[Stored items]
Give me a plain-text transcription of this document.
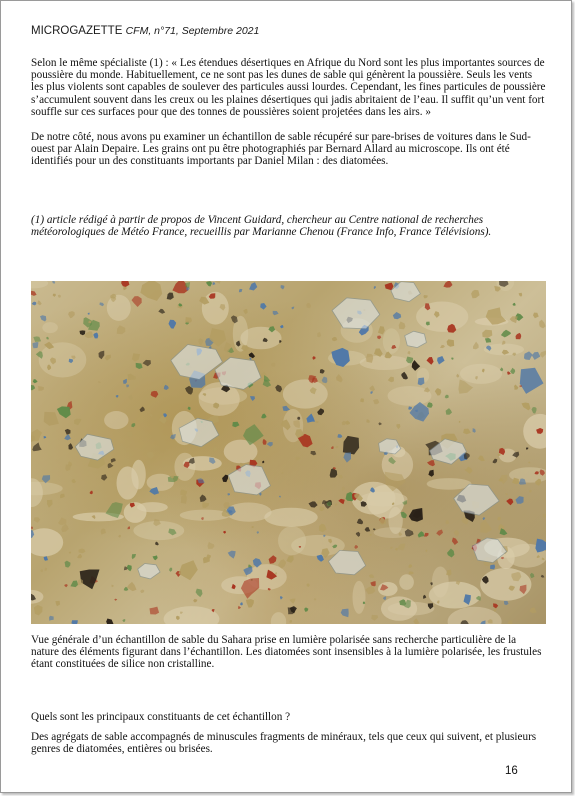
MICROGAZETTE CFM, n°71, Septembre 2021

Selon le même spécialiste (1) : « Les étendues désertiques en Afrique du Nord sont les plus importantes sources de poussière du monde. Habituellement, ce ne sont pas les dunes de sable qui génèrent la poussière. Seuls les vents les plus violents sont capables de soulever des particules aussi lourdes. Cependant, les fines particules de poussière s’accumulent souvent dans les creux ou les plaines désertiques qui jadis abritaient de l’eau. Il suffit qu’un vent fort souffle sur ces surfaces pour que des tonnes de poussières soient projetées dans les airs. »

De notre côté, nous avons pu examiner un échantillon de sable récupéré sur pare-brises de voitures dans le Sud-ouest par Alain Depaire. Les grains ont pu être photographiés par Bernard Allard au microscope. Ils ont été identifiés pour un des constituants importants par Daniel Milan : des diatomées.

(1) article rédigé à partir de propos de Vincent Guidard, chercheur au Centre national de recherches météorologiques de Météo France, recueillis par Marianne Chenou (France Info, France Télévisions).

Vue générale d’un échantillon de sable du Sahara prise en lumière polarisée sans recherche particulière de la nature des éléments figurant dans l’échantillon. Les diatomées sont insensibles à la lumière polarisée, les frustules étant constituées de silice non cristalline.

Quels sont les principaux constituants de cet échantillon ?

Des agrégats de sable accompagnés de minuscules fragments de minéraux, tels que ceux qui suivent, et plusieurs genres de diatomées, entières ou brisées.

16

#### Written problem:
Word for word, quote the lines above. Omit the pictures.

#### Problem solution:
Give me a plain-text transcription of this document.
MICROGAZETTE CFM, n°71, Septembre 2021

Selon le même spécialiste (1) : « Les étendues désertiques en Afrique du Nord sont les plus importantes sources de poussière du monde. Habituellement, ce ne sont pas les dunes de sable qui génèrent la poussière. Seuls les vents les plus violents sont capables de soulever des particules aussi lourdes. Cependant, les fines particules de poussière s’accumulent souvent dans les creux ou les plaines désertiques qui jadis abritaient de l’eau. Il suffit qu’un vent fort souffle sur ces surfaces pour que des tonnes de poussières soient projetées dans les airs. »

De notre côté, nous avons pu examiner un échantillon de sable récupéré sur pare-brises de voitures dans le Sud-ouest par Alain Depaire. Les grains ont pu être photographiés par Bernard Allard au microscope. Ils ont été identifiés pour un des constituants importants par Daniel Milan : des diatomées.

(1) article rédigé à partir de propos de Vincent Guidard, chercheur au Centre national de recherches météorologiques de Météo France, recueillis par Marianne Chenou (France Info, France Télévisions).

Vue générale d’un échantillon de sable du Sahara prise en lumière polarisée sans recherche particulière de la nature des éléments figurant dans l’échantillon. Les diatomées sont insensibles à la lumière polarisée, les frustules étant constituées de silice non cristalline.

Quels sont les principaux constituants de cet échantillon ?

Des agrégats de sable accompagnés de minuscules fragments de minéraux, tels que ceux qui suivent, et plusieurs genres de diatomées, entières ou brisées.

16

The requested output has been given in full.